▶ **Фрагмент текста**

====

Рождение княжича-змеевича, его возмужание и инициация. Ч. II

6 3327

Дорогие и уважаемые читатели, продолжаю публиковать серию постов, посвящённых славянским воинам-оборотням и князю-змеевичу.

Обычно брак с существом иного мира, изначально, разумеется, животным, для женщины в фольклоре и ранней литературе являлся насильственным. В частности, таков брак жены жреца или жрицы, заменённой позднее в сказочном тексте попадьёй, с медведем-похитителем, отцом Ивана Медвежье ушко. С отмиранием языческих воззрений именно такая трактовка становится господствующей.

Она отразилась, в том числе, и в западноевропейской средневековой литературе, где подобный отец выступает уже как обыкновенное чудовище (1). Однако, восприятие женщины в данной связи как страдательного начала явно не изначально, и может достаточно уверенно датироваться временем утверждения патриархата. Стадиально более поздней в сравнении с описанной в былинах являлась, в частности, ситуация, отражённая в следующем болгарском фольклорном тексте: Фанула ся Ганчя на хоро-то, / Фануху ся до Ганчу два турки / И два змея да играют. / Ганчя не любяше ни одно, / Нито турки, нито змеи. / Грабиуху си Ганчя два змея, / Ганеху я на високо пештере. Далее читаем: Че ся сбраху селяне, / И селяне, и стари-те попове, / Че ся село-то зарекува, / Веке хоро да не играют, / Змеёве да не слазют, / Девици да не грабют (2). Итак, здесь змеи, практически не отделённые в сознании сказителя от иноземцев-врагов (турок), что обычно для архаического сознания, где иноземец (иноверец) часто сближается с существом иного мира, живут где-то высоко в пещерах. Похищение девушек явно носит обрядовый характер, и возможно только во время ведения хоро. Активная сторона, в данном случае, – уже сами змеи, а не девушки, как в былине о Волхе, но связь с горами, как мы видим, также имеет место, что подтверждает как минимум общеславянский характер данной связи. Для девушек подобного рода похищение когда-то не воспринималось как нечто страшное – иначе бы не играли хоро. Однако, уже ко времени записи данного произведения ситуация изменилась, и подобный «священный брак» стал вызывать ужас. Общенародное вече, в составе которого специально выделены священники как «преемники» языческих жрецов, решает навечно не устраивать хоро, чем, таким образом, гарантируется безопасность девушек: змеи, за которыми легко угадываются участники древнего обряда, не могут действовать вне обрядовых же правил. Именно после утверждения основ отцовского рода, но не раньше, змеевич (т.е. Перун) стал, может быть, восприниматься как мститель за обесчещенную мать, как полагали А.Н. Веселовский и С.В. Алексеев (3), хотя в восточнославянском эпическом материале нам, надо отметить, ничего подобного не известно.

====

▶ **Исходные материалы**
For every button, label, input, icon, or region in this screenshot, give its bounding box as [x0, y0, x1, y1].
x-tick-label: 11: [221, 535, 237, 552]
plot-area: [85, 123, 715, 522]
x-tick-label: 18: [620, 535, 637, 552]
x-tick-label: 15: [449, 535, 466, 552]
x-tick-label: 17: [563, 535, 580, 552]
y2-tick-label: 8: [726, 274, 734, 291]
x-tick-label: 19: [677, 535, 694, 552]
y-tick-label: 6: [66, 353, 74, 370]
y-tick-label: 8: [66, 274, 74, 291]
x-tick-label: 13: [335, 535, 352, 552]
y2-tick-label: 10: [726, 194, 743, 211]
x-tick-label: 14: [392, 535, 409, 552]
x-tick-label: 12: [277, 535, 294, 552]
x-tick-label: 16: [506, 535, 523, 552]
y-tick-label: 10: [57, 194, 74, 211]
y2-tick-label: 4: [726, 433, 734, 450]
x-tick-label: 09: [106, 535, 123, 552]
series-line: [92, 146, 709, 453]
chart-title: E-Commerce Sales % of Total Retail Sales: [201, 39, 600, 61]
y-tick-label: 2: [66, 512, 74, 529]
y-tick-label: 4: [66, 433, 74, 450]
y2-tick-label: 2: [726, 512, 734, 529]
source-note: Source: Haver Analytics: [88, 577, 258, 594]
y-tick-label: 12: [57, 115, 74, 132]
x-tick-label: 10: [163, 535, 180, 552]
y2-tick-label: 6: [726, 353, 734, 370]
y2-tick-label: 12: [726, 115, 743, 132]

====

▶ **Задание A**
Где, согласно тексту о княжиче-змеевиче, живут змеи в приведенном болгарском фольклорном произведении?
▶ **Задание B**
Изложите суть текста о княжиче-змеевиче в двух предложениях.
▶ **Задание C**
Извлеките из текста о княжиче-змеевиче без изменений отрывок, начиная со слов «Рождение княжича-змеевича, его» и продолжая вплоть до слов «трактовка становится господствующей.».

▶ **Решение задания A**
Где-то высоко в пещерах.

▶ **Решение задания B**
В фольклоре и ранней литературе брак женщины с существом иного мира обычно изображался как насильственный, однако восприятие женщины как страдательного начала не изначально и датируется временем утверждения патриархата. Болгарский текст о похищении Ганчи змеями показывает, что обрядовое похищение девушек во время хоро когда-то не воспринималось как нечто страшное, но позднее стало вызывать ужас, и вече решило навечно не устраивать хоро.

▶ **Решение задания C**
Рождение княжича-змеевича, его возмужание и инициация. Ч. II

6 3327

Дорогие и уважаемые читатели, продолжаю публиковать серию постов, посвящённых славянским воинам-оборотням и князю-змеевичу.

Обычно брак с существом иного мира, изначально, разумеется, животным, для женщины в фольклоре и ранней литературе являлся насильственным. В частности, таков брак жены жреца или жрицы, заменённой позднее в сказочном тексте попадьёй, с медведем-похитителем, отцом Ивана Медвежье ушко. С отмиранием языческих воззрений именно такая трактовка становится господствующей.